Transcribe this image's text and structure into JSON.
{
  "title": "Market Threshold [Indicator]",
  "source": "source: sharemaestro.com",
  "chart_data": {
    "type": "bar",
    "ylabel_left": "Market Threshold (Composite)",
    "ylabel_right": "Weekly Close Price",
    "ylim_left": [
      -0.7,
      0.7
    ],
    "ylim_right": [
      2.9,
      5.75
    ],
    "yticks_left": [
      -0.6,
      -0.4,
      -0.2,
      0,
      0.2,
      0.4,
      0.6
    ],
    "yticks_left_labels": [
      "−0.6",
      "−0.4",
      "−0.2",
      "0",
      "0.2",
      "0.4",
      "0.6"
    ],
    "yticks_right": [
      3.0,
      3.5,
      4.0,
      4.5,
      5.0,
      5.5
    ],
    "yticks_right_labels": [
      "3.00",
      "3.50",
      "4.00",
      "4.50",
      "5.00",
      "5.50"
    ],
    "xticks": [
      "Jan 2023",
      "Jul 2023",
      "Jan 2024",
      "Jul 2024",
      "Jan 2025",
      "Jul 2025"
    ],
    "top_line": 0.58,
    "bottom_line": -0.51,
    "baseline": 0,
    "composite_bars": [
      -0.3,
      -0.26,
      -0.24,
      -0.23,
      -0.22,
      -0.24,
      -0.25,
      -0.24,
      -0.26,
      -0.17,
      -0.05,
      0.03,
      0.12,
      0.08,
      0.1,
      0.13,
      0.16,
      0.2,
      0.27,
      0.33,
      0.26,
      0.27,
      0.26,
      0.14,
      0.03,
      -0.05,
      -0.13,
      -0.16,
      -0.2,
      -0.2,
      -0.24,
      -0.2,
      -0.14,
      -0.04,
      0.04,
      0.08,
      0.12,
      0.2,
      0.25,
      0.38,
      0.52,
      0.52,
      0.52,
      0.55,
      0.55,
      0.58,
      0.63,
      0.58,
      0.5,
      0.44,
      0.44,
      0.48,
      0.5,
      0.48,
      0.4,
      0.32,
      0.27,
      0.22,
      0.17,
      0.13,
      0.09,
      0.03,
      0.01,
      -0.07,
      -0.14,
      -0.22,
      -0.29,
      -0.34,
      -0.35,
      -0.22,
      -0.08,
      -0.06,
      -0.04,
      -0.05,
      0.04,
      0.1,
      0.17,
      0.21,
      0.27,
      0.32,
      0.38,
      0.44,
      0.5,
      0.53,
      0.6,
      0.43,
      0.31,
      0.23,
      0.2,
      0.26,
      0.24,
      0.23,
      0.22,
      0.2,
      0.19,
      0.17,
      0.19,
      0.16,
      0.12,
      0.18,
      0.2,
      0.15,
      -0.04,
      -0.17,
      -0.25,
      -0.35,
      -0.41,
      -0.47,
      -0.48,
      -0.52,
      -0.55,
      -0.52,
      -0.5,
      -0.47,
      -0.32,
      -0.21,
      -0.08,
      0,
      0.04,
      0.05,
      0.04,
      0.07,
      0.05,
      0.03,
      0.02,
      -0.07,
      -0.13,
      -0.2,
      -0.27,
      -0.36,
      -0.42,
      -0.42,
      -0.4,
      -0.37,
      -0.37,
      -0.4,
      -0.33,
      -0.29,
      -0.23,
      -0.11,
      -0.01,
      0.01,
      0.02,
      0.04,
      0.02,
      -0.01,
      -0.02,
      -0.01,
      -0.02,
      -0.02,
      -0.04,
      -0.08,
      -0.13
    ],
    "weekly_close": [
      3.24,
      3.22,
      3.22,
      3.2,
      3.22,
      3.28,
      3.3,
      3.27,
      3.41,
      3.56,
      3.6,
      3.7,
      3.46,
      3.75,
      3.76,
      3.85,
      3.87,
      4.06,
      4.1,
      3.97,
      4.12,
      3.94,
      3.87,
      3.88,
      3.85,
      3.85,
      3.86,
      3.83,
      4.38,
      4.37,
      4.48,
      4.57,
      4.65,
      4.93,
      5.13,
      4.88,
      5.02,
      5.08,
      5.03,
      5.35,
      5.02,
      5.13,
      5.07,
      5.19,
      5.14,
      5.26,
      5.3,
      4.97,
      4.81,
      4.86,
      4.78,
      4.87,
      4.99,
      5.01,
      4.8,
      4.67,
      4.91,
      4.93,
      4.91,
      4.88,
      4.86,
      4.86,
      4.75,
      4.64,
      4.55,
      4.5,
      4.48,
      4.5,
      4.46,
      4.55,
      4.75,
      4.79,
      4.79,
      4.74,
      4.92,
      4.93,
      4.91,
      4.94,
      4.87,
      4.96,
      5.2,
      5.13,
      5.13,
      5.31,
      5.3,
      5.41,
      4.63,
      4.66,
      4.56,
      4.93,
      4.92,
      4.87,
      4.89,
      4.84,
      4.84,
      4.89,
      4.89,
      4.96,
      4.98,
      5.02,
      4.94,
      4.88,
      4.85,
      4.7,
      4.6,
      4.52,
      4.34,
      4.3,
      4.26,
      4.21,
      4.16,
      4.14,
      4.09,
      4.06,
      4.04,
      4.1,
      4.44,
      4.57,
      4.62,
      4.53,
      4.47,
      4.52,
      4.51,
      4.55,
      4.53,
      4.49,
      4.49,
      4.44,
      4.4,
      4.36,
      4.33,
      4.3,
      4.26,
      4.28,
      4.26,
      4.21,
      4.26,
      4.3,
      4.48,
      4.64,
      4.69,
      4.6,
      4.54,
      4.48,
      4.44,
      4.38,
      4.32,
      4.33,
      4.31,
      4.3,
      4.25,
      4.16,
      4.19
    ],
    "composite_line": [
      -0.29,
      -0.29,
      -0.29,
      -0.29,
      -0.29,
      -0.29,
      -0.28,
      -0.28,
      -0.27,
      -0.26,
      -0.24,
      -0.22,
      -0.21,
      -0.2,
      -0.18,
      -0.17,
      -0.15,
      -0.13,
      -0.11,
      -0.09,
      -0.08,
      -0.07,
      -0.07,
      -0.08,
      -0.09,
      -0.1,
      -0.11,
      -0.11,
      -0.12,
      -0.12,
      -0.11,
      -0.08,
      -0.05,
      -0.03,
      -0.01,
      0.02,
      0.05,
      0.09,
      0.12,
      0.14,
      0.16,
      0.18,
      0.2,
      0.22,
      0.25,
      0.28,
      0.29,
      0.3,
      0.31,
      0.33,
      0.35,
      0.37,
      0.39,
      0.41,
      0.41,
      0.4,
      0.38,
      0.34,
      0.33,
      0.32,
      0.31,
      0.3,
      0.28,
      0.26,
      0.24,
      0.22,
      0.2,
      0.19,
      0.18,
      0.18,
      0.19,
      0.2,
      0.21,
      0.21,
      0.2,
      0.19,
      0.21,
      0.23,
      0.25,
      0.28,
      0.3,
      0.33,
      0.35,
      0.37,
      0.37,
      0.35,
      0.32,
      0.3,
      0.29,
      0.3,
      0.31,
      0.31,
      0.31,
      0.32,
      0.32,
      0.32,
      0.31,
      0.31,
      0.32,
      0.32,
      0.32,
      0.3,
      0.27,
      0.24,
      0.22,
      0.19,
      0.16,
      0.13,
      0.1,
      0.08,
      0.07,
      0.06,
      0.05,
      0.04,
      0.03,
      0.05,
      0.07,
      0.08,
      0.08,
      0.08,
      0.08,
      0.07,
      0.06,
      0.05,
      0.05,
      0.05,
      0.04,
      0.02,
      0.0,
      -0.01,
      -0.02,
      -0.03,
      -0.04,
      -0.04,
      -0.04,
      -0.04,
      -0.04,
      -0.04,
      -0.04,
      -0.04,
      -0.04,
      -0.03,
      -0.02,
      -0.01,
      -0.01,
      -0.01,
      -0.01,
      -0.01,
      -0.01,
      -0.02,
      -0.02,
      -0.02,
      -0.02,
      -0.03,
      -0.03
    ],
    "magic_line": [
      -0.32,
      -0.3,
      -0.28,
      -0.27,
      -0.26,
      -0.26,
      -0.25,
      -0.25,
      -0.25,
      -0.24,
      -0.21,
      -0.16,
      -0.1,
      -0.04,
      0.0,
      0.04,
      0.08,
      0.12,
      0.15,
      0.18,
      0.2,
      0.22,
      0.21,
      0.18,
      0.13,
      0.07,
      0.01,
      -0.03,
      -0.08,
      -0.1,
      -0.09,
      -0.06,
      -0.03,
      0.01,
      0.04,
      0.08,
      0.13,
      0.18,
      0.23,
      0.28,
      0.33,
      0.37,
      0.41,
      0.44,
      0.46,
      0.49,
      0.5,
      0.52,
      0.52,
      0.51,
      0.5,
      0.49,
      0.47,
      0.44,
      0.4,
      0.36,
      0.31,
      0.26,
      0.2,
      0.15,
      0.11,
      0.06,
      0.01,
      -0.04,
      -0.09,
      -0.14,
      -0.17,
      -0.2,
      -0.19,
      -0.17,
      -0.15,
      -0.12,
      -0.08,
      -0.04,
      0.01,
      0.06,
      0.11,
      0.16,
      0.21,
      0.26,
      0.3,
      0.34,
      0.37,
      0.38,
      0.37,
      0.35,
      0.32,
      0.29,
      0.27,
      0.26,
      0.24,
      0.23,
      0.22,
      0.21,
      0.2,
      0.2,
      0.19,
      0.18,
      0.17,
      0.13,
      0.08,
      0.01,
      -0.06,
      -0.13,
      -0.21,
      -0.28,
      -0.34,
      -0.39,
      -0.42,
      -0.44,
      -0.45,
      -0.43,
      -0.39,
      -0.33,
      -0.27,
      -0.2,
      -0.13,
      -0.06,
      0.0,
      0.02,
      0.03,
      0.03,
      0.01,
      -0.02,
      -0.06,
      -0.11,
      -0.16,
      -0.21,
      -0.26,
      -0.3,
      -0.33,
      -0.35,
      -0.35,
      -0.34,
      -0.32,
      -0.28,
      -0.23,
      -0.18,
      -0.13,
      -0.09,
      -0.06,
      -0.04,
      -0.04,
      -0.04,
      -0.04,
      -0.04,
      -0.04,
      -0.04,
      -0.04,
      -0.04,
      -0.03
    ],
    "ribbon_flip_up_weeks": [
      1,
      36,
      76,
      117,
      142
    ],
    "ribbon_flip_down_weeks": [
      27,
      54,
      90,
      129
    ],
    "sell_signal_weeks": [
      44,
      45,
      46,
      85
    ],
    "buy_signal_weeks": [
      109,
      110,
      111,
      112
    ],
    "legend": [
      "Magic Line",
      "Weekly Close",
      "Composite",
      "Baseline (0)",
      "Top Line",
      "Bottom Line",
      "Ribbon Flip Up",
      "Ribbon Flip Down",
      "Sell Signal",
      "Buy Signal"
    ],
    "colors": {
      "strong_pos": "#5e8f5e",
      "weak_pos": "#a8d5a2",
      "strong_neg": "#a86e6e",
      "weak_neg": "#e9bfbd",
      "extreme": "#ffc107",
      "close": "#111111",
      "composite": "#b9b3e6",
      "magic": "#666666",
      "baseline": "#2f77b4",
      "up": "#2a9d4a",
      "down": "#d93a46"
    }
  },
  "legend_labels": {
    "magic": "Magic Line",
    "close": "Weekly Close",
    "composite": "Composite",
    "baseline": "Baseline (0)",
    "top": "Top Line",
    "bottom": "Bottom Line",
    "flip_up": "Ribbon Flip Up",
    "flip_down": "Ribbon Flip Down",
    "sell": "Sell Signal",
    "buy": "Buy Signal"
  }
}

•••

## Goal
Count how many lines in the data above hold the string "Threshold", and give the number with no other words.

## Correct result
2